### Your goal
From the data that follows, copy every line holding the string "text".

### Stored data
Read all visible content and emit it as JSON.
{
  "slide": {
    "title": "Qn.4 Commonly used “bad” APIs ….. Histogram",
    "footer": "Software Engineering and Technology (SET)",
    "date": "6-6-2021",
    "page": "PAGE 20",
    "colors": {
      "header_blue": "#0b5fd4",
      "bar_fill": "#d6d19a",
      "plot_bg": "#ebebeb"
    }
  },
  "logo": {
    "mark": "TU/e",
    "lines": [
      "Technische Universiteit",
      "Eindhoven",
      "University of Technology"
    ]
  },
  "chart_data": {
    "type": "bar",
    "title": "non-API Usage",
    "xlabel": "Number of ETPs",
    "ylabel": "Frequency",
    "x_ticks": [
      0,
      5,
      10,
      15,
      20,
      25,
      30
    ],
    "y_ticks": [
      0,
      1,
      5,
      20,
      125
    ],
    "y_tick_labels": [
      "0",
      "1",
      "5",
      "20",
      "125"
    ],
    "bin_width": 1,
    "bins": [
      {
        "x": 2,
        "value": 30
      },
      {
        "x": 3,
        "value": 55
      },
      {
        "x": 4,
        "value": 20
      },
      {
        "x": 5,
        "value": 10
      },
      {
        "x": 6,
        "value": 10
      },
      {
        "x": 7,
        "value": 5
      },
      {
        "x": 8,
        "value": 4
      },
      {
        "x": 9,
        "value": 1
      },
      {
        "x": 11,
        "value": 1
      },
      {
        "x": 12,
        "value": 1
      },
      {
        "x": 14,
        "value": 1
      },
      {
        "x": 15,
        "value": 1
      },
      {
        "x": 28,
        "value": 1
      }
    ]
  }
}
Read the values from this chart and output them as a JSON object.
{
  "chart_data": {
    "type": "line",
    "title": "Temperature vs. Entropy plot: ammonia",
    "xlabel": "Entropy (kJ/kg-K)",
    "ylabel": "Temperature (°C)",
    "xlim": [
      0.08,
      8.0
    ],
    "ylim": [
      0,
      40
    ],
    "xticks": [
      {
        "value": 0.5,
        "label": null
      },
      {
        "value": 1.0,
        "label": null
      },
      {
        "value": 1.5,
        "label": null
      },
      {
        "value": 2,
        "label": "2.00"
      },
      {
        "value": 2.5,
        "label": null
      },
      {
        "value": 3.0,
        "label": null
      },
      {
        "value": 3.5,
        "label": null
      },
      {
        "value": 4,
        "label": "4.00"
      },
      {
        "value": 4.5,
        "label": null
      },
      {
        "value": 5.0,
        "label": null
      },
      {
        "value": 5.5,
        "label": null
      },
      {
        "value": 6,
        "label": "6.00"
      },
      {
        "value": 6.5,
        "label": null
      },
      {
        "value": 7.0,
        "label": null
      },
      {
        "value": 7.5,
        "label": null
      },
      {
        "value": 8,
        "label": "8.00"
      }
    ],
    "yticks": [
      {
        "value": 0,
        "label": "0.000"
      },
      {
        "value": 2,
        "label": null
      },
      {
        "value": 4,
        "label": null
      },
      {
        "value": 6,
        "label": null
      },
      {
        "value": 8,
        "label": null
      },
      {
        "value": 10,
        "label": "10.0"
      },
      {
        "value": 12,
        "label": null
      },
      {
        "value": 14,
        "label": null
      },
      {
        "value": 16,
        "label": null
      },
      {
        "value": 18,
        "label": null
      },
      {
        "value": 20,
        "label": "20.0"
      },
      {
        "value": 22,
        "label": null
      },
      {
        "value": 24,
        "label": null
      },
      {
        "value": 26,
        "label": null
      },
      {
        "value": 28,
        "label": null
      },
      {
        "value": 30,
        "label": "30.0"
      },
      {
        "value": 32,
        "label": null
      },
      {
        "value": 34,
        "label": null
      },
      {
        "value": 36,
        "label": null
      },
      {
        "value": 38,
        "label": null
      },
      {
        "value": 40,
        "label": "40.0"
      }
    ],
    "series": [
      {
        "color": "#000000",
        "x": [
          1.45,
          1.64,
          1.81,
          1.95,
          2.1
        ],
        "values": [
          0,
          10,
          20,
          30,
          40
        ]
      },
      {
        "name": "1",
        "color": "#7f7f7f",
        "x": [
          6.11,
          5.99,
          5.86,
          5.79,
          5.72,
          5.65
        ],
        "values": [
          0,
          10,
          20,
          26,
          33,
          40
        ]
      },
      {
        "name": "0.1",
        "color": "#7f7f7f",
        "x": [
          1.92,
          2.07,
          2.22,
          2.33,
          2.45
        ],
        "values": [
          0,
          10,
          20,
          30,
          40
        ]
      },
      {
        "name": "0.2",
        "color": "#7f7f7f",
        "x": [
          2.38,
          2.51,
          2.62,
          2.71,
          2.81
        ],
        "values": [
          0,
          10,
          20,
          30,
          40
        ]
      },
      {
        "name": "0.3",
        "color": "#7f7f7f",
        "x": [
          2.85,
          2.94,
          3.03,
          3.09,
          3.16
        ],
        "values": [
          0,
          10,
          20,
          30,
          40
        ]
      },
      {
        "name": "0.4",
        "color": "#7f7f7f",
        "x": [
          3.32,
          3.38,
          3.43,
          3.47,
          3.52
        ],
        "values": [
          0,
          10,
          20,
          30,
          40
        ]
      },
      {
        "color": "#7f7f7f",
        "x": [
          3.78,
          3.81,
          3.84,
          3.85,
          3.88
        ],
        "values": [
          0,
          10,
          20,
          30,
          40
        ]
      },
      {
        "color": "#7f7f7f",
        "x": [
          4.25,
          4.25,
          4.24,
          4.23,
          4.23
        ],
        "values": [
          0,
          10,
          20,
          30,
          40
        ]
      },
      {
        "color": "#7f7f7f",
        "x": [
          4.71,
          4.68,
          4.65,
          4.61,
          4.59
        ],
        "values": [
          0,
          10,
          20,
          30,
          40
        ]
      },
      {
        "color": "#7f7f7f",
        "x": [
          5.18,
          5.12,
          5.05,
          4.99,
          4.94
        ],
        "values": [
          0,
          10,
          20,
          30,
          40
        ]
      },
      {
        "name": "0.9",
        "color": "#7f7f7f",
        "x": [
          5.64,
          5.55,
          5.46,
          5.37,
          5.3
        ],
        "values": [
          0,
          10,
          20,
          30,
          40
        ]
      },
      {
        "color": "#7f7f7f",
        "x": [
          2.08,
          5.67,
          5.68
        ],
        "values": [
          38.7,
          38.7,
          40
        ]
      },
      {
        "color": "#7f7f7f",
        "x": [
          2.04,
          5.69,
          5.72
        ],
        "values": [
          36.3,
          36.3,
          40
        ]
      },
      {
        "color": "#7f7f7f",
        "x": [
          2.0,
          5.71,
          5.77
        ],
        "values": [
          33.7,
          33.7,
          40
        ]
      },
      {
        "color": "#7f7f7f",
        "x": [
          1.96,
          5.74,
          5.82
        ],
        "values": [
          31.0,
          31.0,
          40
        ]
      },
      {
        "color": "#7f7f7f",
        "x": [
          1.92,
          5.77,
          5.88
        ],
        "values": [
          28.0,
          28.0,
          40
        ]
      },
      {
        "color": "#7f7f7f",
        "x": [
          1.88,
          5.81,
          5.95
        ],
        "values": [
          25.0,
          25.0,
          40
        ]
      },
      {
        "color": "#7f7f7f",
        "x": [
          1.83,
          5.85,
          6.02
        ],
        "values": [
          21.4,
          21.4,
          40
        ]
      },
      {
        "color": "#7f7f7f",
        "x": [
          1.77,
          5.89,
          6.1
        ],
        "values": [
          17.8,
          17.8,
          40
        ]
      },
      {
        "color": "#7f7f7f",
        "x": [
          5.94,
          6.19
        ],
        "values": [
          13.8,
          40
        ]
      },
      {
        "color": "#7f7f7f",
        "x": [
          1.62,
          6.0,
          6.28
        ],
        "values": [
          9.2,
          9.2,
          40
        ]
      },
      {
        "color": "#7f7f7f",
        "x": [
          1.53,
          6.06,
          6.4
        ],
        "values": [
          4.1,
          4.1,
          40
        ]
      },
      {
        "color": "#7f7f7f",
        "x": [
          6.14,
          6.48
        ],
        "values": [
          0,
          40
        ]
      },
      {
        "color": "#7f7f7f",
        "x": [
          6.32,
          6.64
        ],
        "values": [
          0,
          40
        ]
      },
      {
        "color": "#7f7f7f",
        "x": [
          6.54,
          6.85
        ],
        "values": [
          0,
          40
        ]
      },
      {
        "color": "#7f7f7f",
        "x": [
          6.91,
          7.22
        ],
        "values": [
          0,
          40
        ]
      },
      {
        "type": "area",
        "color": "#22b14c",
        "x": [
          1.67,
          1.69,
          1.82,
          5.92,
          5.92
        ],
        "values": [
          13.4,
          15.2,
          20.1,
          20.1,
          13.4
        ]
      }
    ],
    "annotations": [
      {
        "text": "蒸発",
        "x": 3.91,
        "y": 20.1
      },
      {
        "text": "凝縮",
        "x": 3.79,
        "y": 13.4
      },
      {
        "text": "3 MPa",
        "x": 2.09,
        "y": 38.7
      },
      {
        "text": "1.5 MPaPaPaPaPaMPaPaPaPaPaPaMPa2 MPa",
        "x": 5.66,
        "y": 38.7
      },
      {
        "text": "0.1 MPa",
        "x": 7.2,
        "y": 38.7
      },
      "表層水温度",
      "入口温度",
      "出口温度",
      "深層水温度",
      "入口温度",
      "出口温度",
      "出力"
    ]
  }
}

### Correct answer
        "text": "蒸発",
        "text": "凝縮",
        "text": "3 MPa",
        "text": "1.5 MPaPaPaPaPaMPaPaPaPaPaPaMPa2 MPa",
        "text": "0.1 MPa",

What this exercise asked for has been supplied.